Exercise description: Omit the pictures from the entries below and retype everything else exactly.

Rows from a dataset
——————————

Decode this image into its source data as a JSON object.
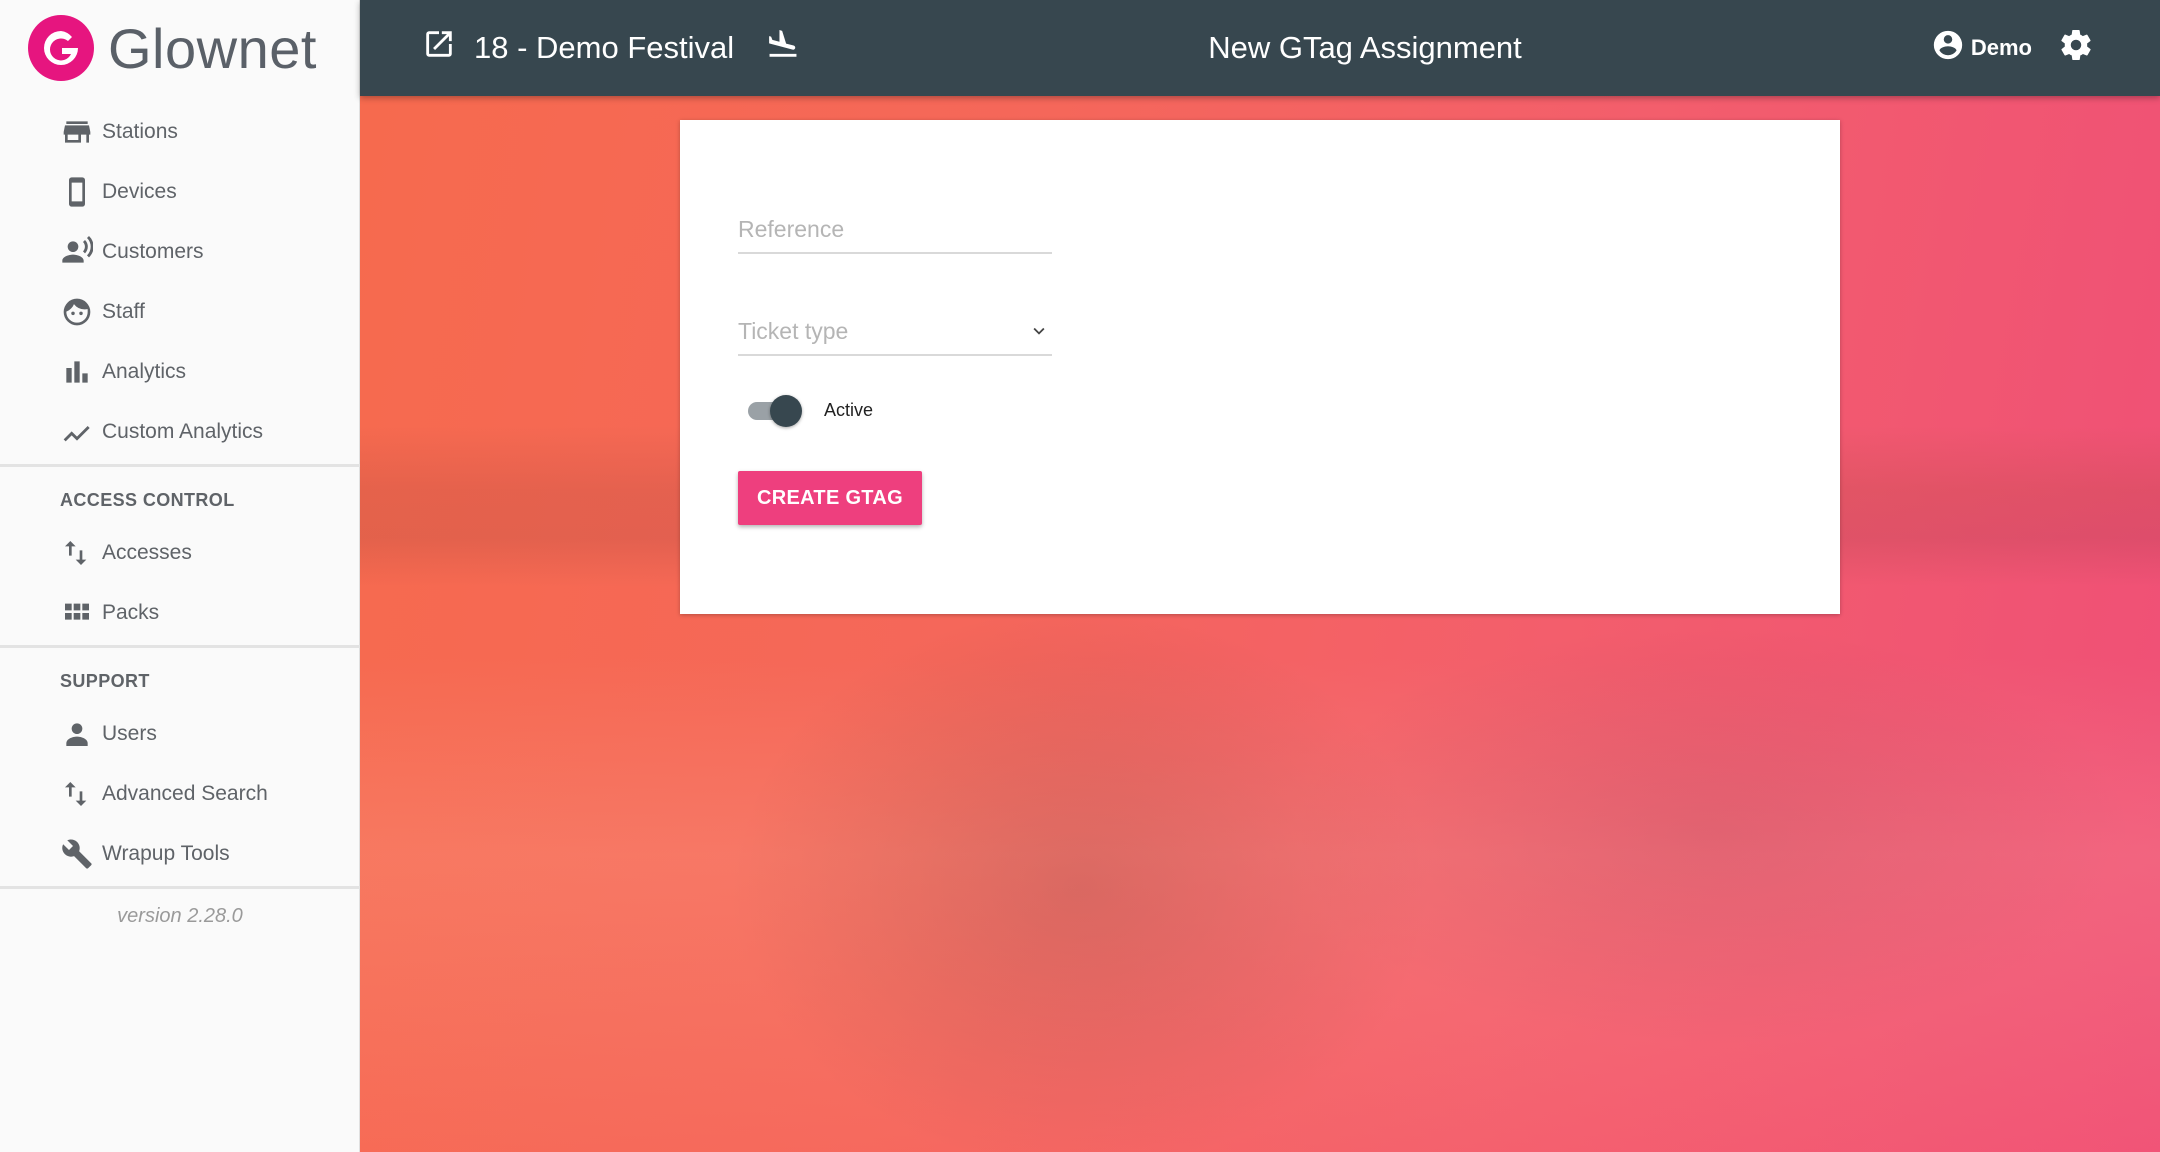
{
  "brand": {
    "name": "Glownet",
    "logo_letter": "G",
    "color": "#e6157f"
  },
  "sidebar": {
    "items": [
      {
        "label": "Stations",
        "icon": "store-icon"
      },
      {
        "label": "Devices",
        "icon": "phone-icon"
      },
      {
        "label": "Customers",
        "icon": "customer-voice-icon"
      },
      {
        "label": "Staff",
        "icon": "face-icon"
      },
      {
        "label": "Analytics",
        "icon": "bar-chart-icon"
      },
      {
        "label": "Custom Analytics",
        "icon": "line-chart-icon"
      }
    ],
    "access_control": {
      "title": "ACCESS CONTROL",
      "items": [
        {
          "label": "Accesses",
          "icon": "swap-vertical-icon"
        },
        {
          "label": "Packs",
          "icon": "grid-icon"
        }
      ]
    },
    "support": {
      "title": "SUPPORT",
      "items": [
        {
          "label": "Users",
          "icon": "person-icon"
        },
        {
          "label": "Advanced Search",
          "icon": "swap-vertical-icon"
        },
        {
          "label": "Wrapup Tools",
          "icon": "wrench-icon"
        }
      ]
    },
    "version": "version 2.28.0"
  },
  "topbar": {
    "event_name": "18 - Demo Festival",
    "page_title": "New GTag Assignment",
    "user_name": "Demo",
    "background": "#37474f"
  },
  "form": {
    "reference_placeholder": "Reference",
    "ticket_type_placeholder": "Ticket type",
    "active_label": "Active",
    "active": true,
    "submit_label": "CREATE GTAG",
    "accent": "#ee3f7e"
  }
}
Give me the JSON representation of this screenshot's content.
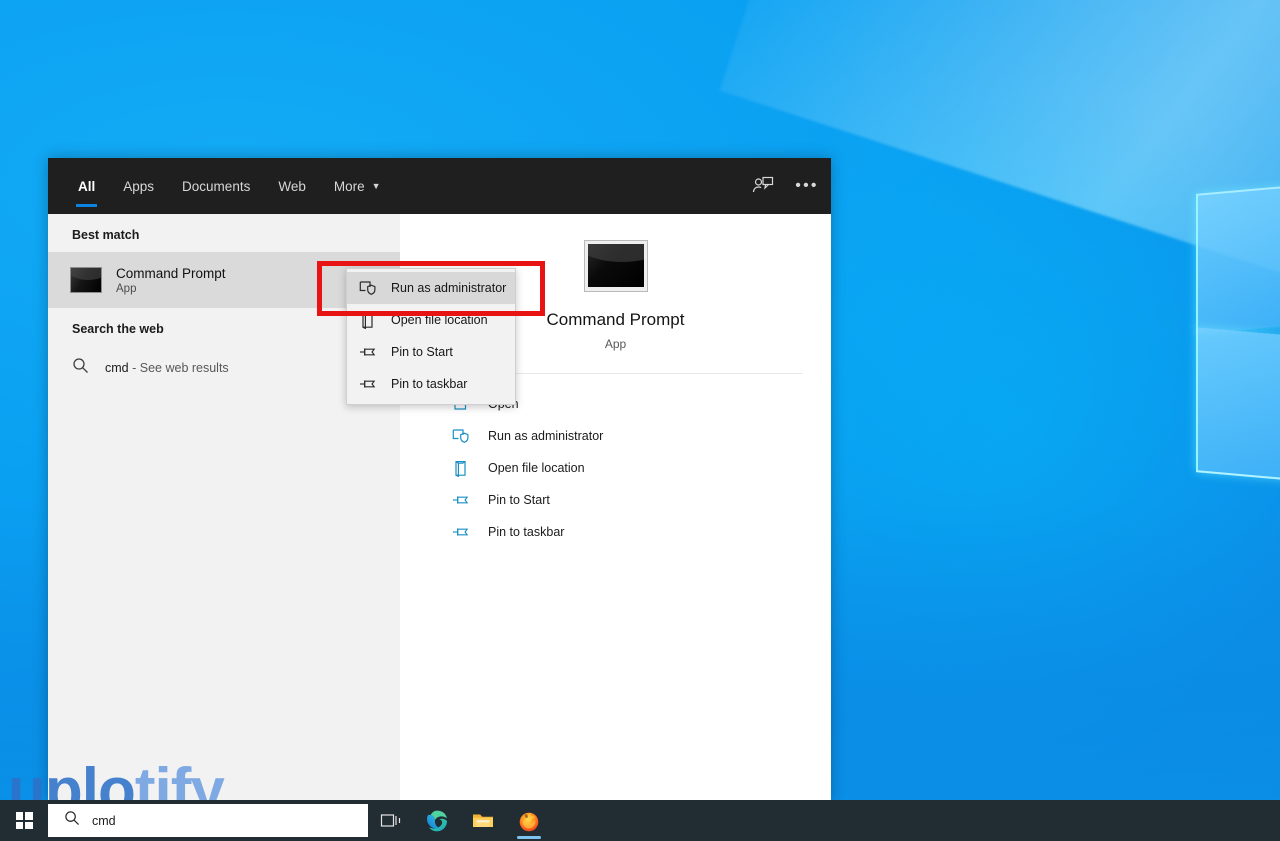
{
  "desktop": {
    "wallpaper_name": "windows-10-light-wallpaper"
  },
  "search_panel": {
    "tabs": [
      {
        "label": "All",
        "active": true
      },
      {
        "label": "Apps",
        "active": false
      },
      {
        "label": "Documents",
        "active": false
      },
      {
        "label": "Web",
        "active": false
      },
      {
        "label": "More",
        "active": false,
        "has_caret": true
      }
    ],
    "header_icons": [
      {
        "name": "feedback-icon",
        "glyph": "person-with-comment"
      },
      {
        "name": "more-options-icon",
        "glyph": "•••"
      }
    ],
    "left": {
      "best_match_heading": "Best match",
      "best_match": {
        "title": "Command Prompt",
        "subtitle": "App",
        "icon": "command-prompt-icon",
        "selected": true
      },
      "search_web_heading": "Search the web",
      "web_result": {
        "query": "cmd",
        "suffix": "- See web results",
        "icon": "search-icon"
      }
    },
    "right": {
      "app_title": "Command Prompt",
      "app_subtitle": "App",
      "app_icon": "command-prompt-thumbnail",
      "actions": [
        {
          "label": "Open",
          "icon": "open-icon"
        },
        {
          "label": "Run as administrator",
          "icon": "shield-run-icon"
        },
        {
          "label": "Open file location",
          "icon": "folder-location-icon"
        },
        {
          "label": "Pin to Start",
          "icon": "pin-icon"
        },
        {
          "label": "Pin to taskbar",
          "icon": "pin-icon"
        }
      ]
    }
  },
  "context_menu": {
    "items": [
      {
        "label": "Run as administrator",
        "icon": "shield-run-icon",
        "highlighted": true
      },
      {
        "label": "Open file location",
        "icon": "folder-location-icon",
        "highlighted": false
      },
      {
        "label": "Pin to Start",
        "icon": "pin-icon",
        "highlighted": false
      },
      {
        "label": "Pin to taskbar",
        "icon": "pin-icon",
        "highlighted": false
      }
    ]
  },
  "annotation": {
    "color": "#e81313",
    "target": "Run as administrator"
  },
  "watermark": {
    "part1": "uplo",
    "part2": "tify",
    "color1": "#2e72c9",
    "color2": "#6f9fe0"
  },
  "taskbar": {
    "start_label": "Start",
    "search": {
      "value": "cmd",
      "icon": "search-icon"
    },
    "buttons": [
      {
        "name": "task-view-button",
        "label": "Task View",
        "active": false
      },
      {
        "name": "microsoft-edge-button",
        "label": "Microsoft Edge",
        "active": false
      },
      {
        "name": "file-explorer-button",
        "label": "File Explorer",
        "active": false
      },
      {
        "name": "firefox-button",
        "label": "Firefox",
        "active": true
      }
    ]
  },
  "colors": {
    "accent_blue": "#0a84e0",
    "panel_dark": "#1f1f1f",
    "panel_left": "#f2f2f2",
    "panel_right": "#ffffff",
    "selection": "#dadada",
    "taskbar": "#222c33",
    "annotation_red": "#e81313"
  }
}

——————————

Exercise output:
Decode this image into its source data as a JSON object.
{
  "brand": {
    "name": "Glownet",
    "logo_letter": "G",
    "color": "#e6157f"
  },
  "sidebar": {
    "items": [
      {
        "label": "Stations",
        "icon": "store-icon"
      },
      {
        "label": "Devices",
        "icon": "phone-icon"
      },
      {
        "label": "Customers",
        "icon": "customer-voice-icon"
      },
      {
        "label": "Staff",
        "icon": "face-icon"
      },
      {
        "label": "Analytics",
        "icon": "bar-chart-icon"
      },
      {
        "label": "Custom Analytics",
        "icon": "line-chart-icon"
      }
    ],
    "access_control": {
      "title": "ACCESS CONTROL",
      "items": [
        {
          "label": "Accesses",
          "icon": "swap-vertical-icon"
        },
        {
          "label": "Packs",
          "icon": "grid-icon"
        }
      ]
    },
    "support": {
      "title": "SUPPORT",
      "items": [
        {
          "label": "Users",
          "icon": "person-icon"
        },
        {
          "label": "Advanced Search",
          "icon": "swap-vertical-icon"
        },
        {
          "label": "Wrapup Tools",
          "icon": "wrench-icon"
        }
      ]
    },
    "version": "version 2.28.0"
  },
  "topbar": {
    "event_name": "18 - Demo Festival",
    "page_title": "New GTag Assignment",
    "user_name": "Demo",
    "background": "#37474f"
  },
  "form": {
    "reference_placeholder": "Reference",
    "ticket_type_placeholder": "Ticket type",
    "active_label": "Active",
    "active": true,
    "submit_label": "CREATE GTAG",
    "accent": "#ee3f7e"
  }
}
Give me the JSON representation of this screenshot's content.
{
  "desktop": {
    "wallpaper_name": "windows-10-light-wallpaper"
  },
  "search_panel": {
    "tabs": [
      {
        "label": "All",
        "active": true
      },
      {
        "label": "Apps",
        "active": false
      },
      {
        "label": "Documents",
        "active": false
      },
      {
        "label": "Web",
        "active": false
      },
      {
        "label": "More",
        "active": false,
        "has_caret": true
      }
    ],
    "header_icons": [
      {
        "name": "feedback-icon",
        "glyph": "person-with-comment"
      },
      {
        "name": "more-options-icon",
        "glyph": "•••"
      }
    ],
    "left": {
      "best_match_heading": "Best match",
      "best_match": {
        "title": "Command Prompt",
        "subtitle": "App",
        "icon": "command-prompt-icon",
        "selected": true
      },
      "search_web_heading": "Search the web",
      "web_result": {
        "query": "cmd",
        "suffix": "- See web results",
        "icon": "search-icon"
      }
    },
    "right": {
      "app_title": "Command Prompt",
      "app_subtitle": "App",
      "app_icon": "command-prompt-thumbnail",
      "actions": [
        {
          "label": "Open",
          "icon": "open-icon"
        },
        {
          "label": "Run as administrator",
          "icon": "shield-run-icon"
        },
        {
          "label": "Open file location",
          "icon": "folder-location-icon"
        },
        {
          "label": "Pin to Start",
          "icon": "pin-icon"
        },
        {
          "label": "Pin to taskbar",
          "icon": "pin-icon"
        }
      ]
    }
  },
  "context_menu": {
    "items": [
      {
        "label": "Run as administrator",
        "icon": "shield-run-icon",
        "highlighted": true
      },
      {
        "label": "Open file location",
        "icon": "folder-location-icon",
        "highlighted": false
      },
      {
        "label": "Pin to Start",
        "icon": "pin-icon",
        "highlighted": false
      },
      {
        "label": "Pin to taskbar",
        "icon": "pin-icon",
        "highlighted": false
      }
    ]
  },
  "annotation": {
    "color": "#e81313",
    "target": "Run as administrator"
  },
  "watermark": {
    "part1": "uplo",
    "part2": "tify",
    "color1": "#2e72c9",
    "color2": "#6f9fe0"
  },
  "taskbar": {
    "start_label": "Start",
    "search": {
      "value": "cmd",
      "icon": "search-icon"
    },
    "buttons": [
      {
        "name": "task-view-button",
        "label": "Task View",
        "active": false
      },
      {
        "name": "microsoft-edge-button",
        "label": "Microsoft Edge",
        "active": false
      },
      {
        "name": "file-explorer-button",
        "label": "File Explorer",
        "active": false
      },
      {
        "name": "firefox-button",
        "label": "Firefox",
        "active": true
      }
    ]
  },
  "colors": {
    "accent_blue": "#0a84e0",
    "panel_dark": "#1f1f1f",
    "panel_left": "#f2f2f2",
    "panel_right": "#ffffff",
    "selection": "#dadada",
    "taskbar": "#222c33",
    "annotation_red": "#e81313"
  }
}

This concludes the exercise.